▸ Exercise requirements
State how many lines hold the string "Theil". Give the number and nothing else.

▸ Provided data
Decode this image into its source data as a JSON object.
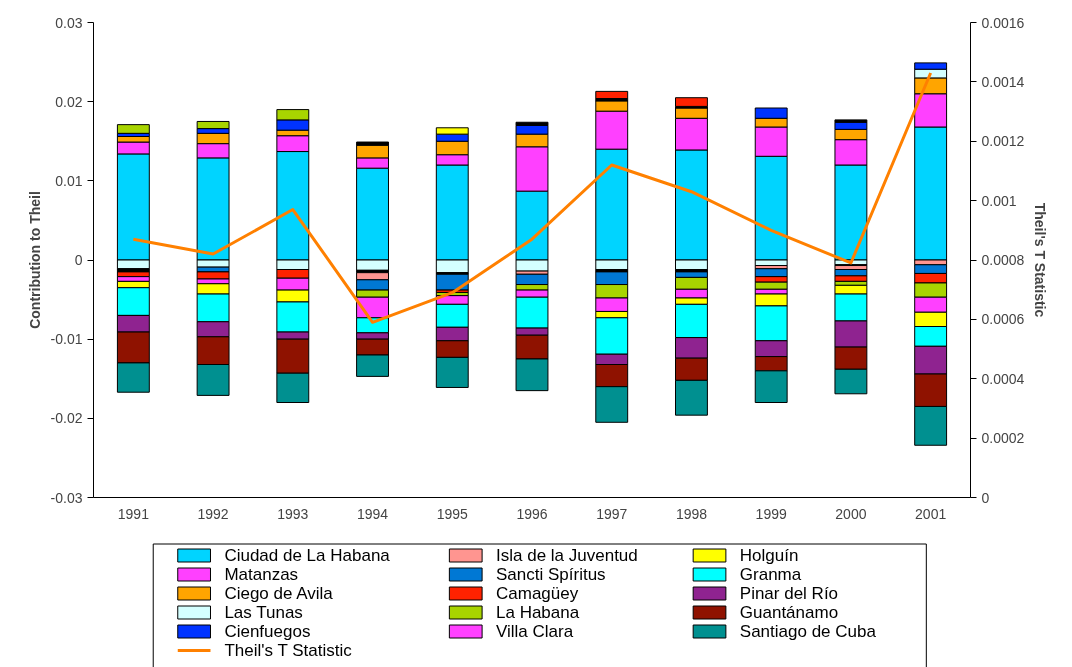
{
  "chart_data": {
    "type": "bar",
    "stacked": true,
    "ylabel": "Contribution to Theil",
    "y2label": "Theil's T Statistic",
    "categories": [
      "1991",
      "1992",
      "1993",
      "1994",
      "1995",
      "1996",
      "1997",
      "1998",
      "1999",
      "2000",
      "2001"
    ],
    "ylim": [
      -0.03,
      0.03
    ],
    "yticks": [
      -0.03,
      -0.02,
      -0.01,
      0,
      0.01,
      0.02,
      0.03
    ],
    "y2lim": [
      0,
      0.0016
    ],
    "y2ticks": [
      0,
      0.0002,
      0.0004,
      0.0006,
      0.0008,
      0.001,
      0.0012,
      0.0014,
      0.0016
    ],
    "grid": false,
    "legend": "bottom",
    "series": [
      {
        "name": "Ciudad de La Habana",
        "color": "#00d4ff",
        "values": [
          0.0134,
          0.0129,
          0.0137,
          0.0116,
          0.012,
          0.0087,
          0.014,
          0.0139,
          0.0131,
          0.012,
          0.0168
        ]
      },
      {
        "name": "Matanzas",
        "color": "#ff40ff",
        "values": [
          0.0015,
          0.0018,
          0.002,
          0.0013,
          0.0013,
          0.0056,
          0.0048,
          0.004,
          0.0037,
          0.0032,
          0.0042
        ]
      },
      {
        "name": "Ciego de Avila",
        "color": "#ffa500",
        "values": [
          0.0007,
          0.0013,
          0.0007,
          0.0016,
          0.0017,
          0.0016,
          0.0013,
          0.0013,
          0.0011,
          0.0013,
          0.002
        ]
      },
      {
        "name": "Las Tunas",
        "color": "#d4ffff",
        "values": [
          -0.0011,
          -0.0009,
          -0.0012,
          -0.0013,
          -0.0016,
          -0.0014,
          -0.0012,
          -0.0012,
          -0.0007,
          -0.0006,
          0.0011
        ]
      },
      {
        "name": "Cienfuegos",
        "color": "#0033ff",
        "values": [
          0.0004,
          0.0006,
          0.0013,
          null,
          0.0009,
          0.0011,
          null,
          null,
          0.0013,
          0.0009,
          0.0008
        ]
      },
      {
        "name": null,
        "color": "#000000",
        "values": [
          null,
          null,
          null,
          0.0004,
          null,
          0.0004,
          0.0003,
          0.0002,
          null,
          0.0003,
          null
        ]
      },
      {
        "name": null,
        "color": "#000000",
        "values": [
          -0.0004,
          null,
          null,
          -0.0003,
          -0.0002,
          null,
          -0.0003,
          -0.0003,
          null,
          -0.0001,
          null
        ]
      },
      {
        "name": "Isla de la Juventud",
        "color": "#ff9590",
        "values": [
          null,
          null,
          null,
          -0.0009,
          null,
          -0.0004,
          null,
          null,
          -0.0004,
          -0.0005,
          -0.0006
        ]
      },
      {
        "name": "Sancti Spíritus",
        "color": "#0078d4",
        "values": [
          null,
          -0.0006,
          null,
          -0.0013,
          -0.002,
          -0.0013,
          -0.0016,
          -0.0007,
          -0.001,
          -0.0008,
          -0.0011
        ]
      },
      {
        "name": "Camagüey",
        "color": "#ff2200",
        "values": [
          -0.0006,
          -0.0009,
          -0.0011,
          null,
          -0.0003,
          null,
          0.0009,
          0.0011,
          -0.0007,
          -0.0007,
          -0.0012
        ]
      },
      {
        "name": "La Habana",
        "color": "#a8d400",
        "values": [
          0.0011,
          0.0009,
          0.0013,
          -0.0009,
          -0.0004,
          -0.0007,
          -0.0017,
          -0.0015,
          -0.0009,
          -0.0005,
          -0.0018
        ]
      },
      {
        "name": "Villa Clara",
        "color": "#ff40ff",
        "values": [
          -0.0006,
          -0.0006,
          -0.0015,
          -0.0026,
          -0.0011,
          -0.0009,
          -0.0017,
          -0.0011,
          -0.0006,
          null,
          -0.0019
        ]
      },
      {
        "name": "Holguín",
        "color": "#ffff00",
        "values": [
          -0.0008,
          -0.0013,
          -0.0015,
          null,
          0.0008,
          null,
          -0.0008,
          -0.0008,
          -0.0015,
          -0.0011,
          -0.0018
        ]
      },
      {
        "name": "Granma",
        "color": "#00ffff",
        "values": [
          -0.0035,
          -0.0035,
          -0.0038,
          -0.0019,
          -0.0029,
          -0.0039,
          -0.0046,
          -0.0042,
          -0.0044,
          -0.0034,
          -0.0025
        ]
      },
      {
        "name": "Pinar del Río",
        "color": "#8f2390",
        "values": [
          -0.0021,
          -0.0019,
          -0.0009,
          -0.0008,
          -0.0017,
          -0.0009,
          -0.0013,
          -0.0026,
          -0.002,
          -0.0033,
          -0.0035
        ]
      },
      {
        "name": "Guantánamo",
        "color": "#8f1200",
        "values": [
          -0.0039,
          -0.0035,
          -0.0043,
          -0.002,
          -0.0021,
          -0.003,
          -0.0028,
          -0.0028,
          -0.0018,
          -0.0028,
          -0.0041
        ]
      },
      {
        "name": "Santiago de Cuba",
        "color": "#009090",
        "values": [
          -0.0037,
          -0.0039,
          -0.0037,
          -0.0027,
          -0.0038,
          -0.004,
          -0.0045,
          -0.0044,
          -0.004,
          -0.0031,
          -0.0049
        ]
      },
      {
        "name": "Theil's T Statistic",
        "type": "line",
        "axis": "y2",
        "color": "#ff8000",
        "values": [
          0.00087,
          0.00082,
          0.00097,
          0.00059,
          0.00069,
          0.00087,
          0.00112,
          0.00103,
          0.0009,
          0.00079,
          0.00143
        ]
      }
    ]
  }
}
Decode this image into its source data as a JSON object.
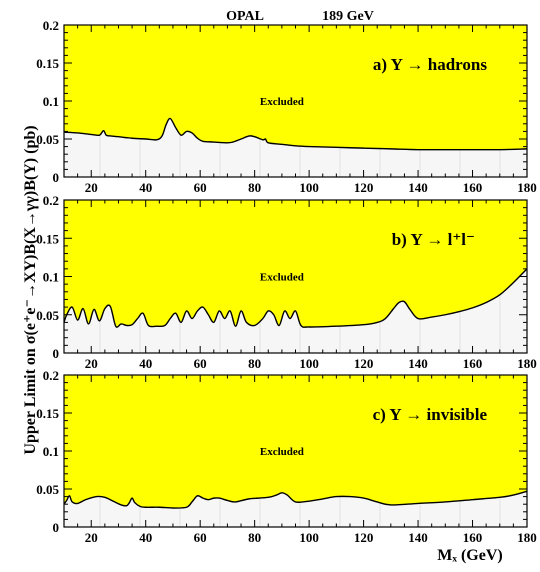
{
  "header": {
    "experiment": "OPAL",
    "energy": "189 GeV"
  },
  "y_axis_title": "Upper Limit on σ(e⁺e⁻→XY)B(X→γγ)B(Y) (pb)",
  "x_axis_title": "Mₓ (GeV)",
  "colors": {
    "excluded_fill": "#ffff00",
    "allowed_fill": "#f6f6f6",
    "allowed_hatch": "#e2e2e2",
    "frame": "#000000",
    "curve": "#000000"
  },
  "chart_data": [
    {
      "type": "area",
      "title": "a) Y → hadrons",
      "region_label": "Excluded",
      "xlim": [
        10,
        180
      ],
      "ylim": [
        0,
        0.2
      ],
      "x_ticks": [
        "20",
        "40",
        "60",
        "80",
        "100",
        "120",
        "140",
        "160",
        "180"
      ],
      "y_ticks": [
        "0",
        "0.05",
        "0.1",
        "0.15",
        "0.2"
      ],
      "x": [
        10,
        15,
        20,
        23,
        24.5,
        25.5,
        27,
        30,
        35,
        40,
        44,
        46,
        47.5,
        49,
        51,
        53,
        55,
        57,
        59,
        61,
        65,
        70,
        72,
        75,
        78,
        80,
        83,
        84,
        85,
        90,
        95,
        100,
        110,
        120,
        130,
        140,
        150,
        160,
        170,
        180
      ],
      "y": [
        0.059,
        0.058,
        0.056,
        0.055,
        0.061,
        0.055,
        0.054,
        0.053,
        0.051,
        0.05,
        0.049,
        0.054,
        0.069,
        0.077,
        0.065,
        0.055,
        0.06,
        0.058,
        0.051,
        0.047,
        0.046,
        0.045,
        0.046,
        0.05,
        0.054,
        0.053,
        0.049,
        0.05,
        0.045,
        0.043,
        0.041,
        0.04,
        0.039,
        0.038,
        0.037,
        0.036,
        0.036,
        0.036,
        0.036,
        0.037
      ]
    },
    {
      "type": "area",
      "title": "b) Y → l⁺l⁻",
      "region_label": "Excluded",
      "xlim": [
        10,
        180
      ],
      "ylim": [
        0,
        0.2
      ],
      "x_ticks": [
        "20",
        "40",
        "60",
        "80",
        "100",
        "120",
        "140",
        "160",
        "180"
      ],
      "y_ticks": [
        "0",
        "0.05",
        "0.1",
        "0.15",
        "0.2"
      ],
      "x": [
        10,
        11,
        13,
        15,
        17,
        19,
        21,
        23,
        25,
        27,
        29,
        31,
        33,
        35,
        37,
        39,
        41,
        44,
        47,
        49,
        51,
        53,
        55,
        57,
        59,
        61,
        63,
        65,
        67,
        69,
        71,
        73,
        75,
        77,
        80,
        83,
        85,
        87,
        89,
        91,
        93,
        95,
        97,
        100,
        110,
        120,
        125,
        128,
        131,
        133,
        135,
        137,
        140,
        145,
        150,
        155,
        160,
        165,
        170,
        175,
        180
      ],
      "y": [
        0.04,
        0.05,
        0.06,
        0.043,
        0.058,
        0.038,
        0.057,
        0.042,
        0.058,
        0.061,
        0.035,
        0.038,
        0.036,
        0.037,
        0.045,
        0.052,
        0.036,
        0.035,
        0.036,
        0.045,
        0.052,
        0.04,
        0.055,
        0.045,
        0.055,
        0.06,
        0.05,
        0.04,
        0.055,
        0.045,
        0.055,
        0.035,
        0.055,
        0.04,
        0.036,
        0.045,
        0.055,
        0.05,
        0.036,
        0.055,
        0.045,
        0.055,
        0.036,
        0.034,
        0.035,
        0.037,
        0.04,
        0.045,
        0.058,
        0.066,
        0.067,
        0.057,
        0.045,
        0.047,
        0.05,
        0.054,
        0.059,
        0.066,
        0.076,
        0.092,
        0.11
      ]
    },
    {
      "type": "area",
      "title": "c) Y → invisible",
      "region_label": "Excluded",
      "xlim": [
        10,
        180
      ],
      "ylim": [
        0,
        0.2
      ],
      "x_ticks": [
        "20",
        "40",
        "60",
        "80",
        "100",
        "120",
        "140",
        "160",
        "180"
      ],
      "y_ticks": [
        "0",
        "0.05",
        "0.1",
        "0.15",
        "0.2"
      ],
      "x": [
        10,
        11,
        12,
        13,
        15,
        18,
        22,
        25,
        28,
        31,
        33,
        34,
        35,
        36,
        38,
        40,
        45,
        50,
        55,
        57,
        59,
        61,
        63,
        65,
        67,
        70,
        73,
        78,
        85,
        88,
        90,
        92,
        95,
        100,
        105,
        110,
        115,
        120,
        125,
        130,
        140,
        150,
        160,
        170,
        175,
        180
      ],
      "y": [
        0.03,
        0.035,
        0.041,
        0.033,
        0.031,
        0.036,
        0.04,
        0.039,
        0.034,
        0.029,
        0.028,
        0.032,
        0.038,
        0.032,
        0.027,
        0.026,
        0.026,
        0.025,
        0.026,
        0.033,
        0.041,
        0.038,
        0.036,
        0.038,
        0.038,
        0.035,
        0.033,
        0.037,
        0.039,
        0.042,
        0.045,
        0.042,
        0.033,
        0.034,
        0.037,
        0.04,
        0.04,
        0.038,
        0.033,
        0.029,
        0.031,
        0.033,
        0.036,
        0.039,
        0.042,
        0.047
      ]
    }
  ]
}
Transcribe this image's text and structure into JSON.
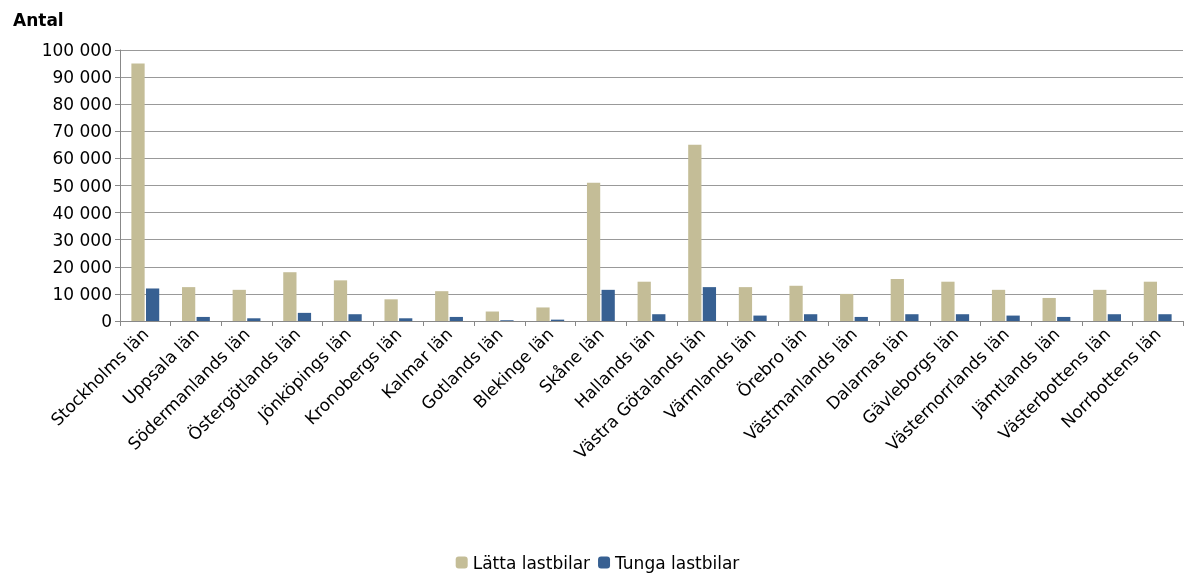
{
  "chart_data": {
    "type": "bar",
    "ylabel": "Antal",
    "categories": [
      "Stockholms län",
      "Uppsala län",
      "Södermanlands län",
      "Östergötlands län",
      "Jönköpings län",
      "Kronobergs län",
      "Kalmar län",
      "Gotlands län",
      "Blekinge län",
      "Skåne län",
      "Hallands län",
      "Västra Götalands län",
      "Värmlands län",
      "Örebro län",
      "Västmanlands län",
      "Dalarnas län",
      "Gävleborgs län",
      "Västernorrlands län",
      "Jämtlands län",
      "Västerbottens län",
      "Norrbottens län"
    ],
    "series": [
      {
        "name": "Lätta lastbilar",
        "color": "#c4bd97",
        "values": [
          95000,
          12500,
          11500,
          18000,
          15000,
          8000,
          11000,
          3500,
          5000,
          51000,
          14500,
          65000,
          12500,
          13000,
          10000,
          15500,
          14500,
          11500,
          8500,
          11500,
          14500
        ]
      },
      {
        "name": "Tunga lastbilar",
        "color": "#376092",
        "values": [
          12000,
          1500,
          1000,
          3000,
          2500,
          1000,
          1500,
          300,
          500,
          11500,
          2500,
          12500,
          2000,
          2500,
          1500,
          2500,
          2500,
          2000,
          1500,
          2500,
          2500
        ]
      }
    ],
    "ylim": [
      0,
      100000
    ],
    "yticks": [
      0,
      {
        "value": 10000,
        "label": "10 000"
      },
      {
        "value": 20000,
        "label": "20 000"
      },
      {
        "value": 30000,
        "label": "30 000"
      },
      {
        "value": 40000,
        "label": "40 000"
      },
      {
        "value": 50000,
        "label": "50 000"
      },
      {
        "value": 60000,
        "label": "60 000"
      },
      {
        "value": 70000,
        "label": "70 000"
      },
      {
        "value": 80000,
        "label": "80 000"
      },
      {
        "value": 90000,
        "label": "90 000"
      },
      {
        "value": 100000,
        "label": "100 000"
      }
    ],
    "grid": "y",
    "legend": "bottom"
  }
}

▸ Written answer
3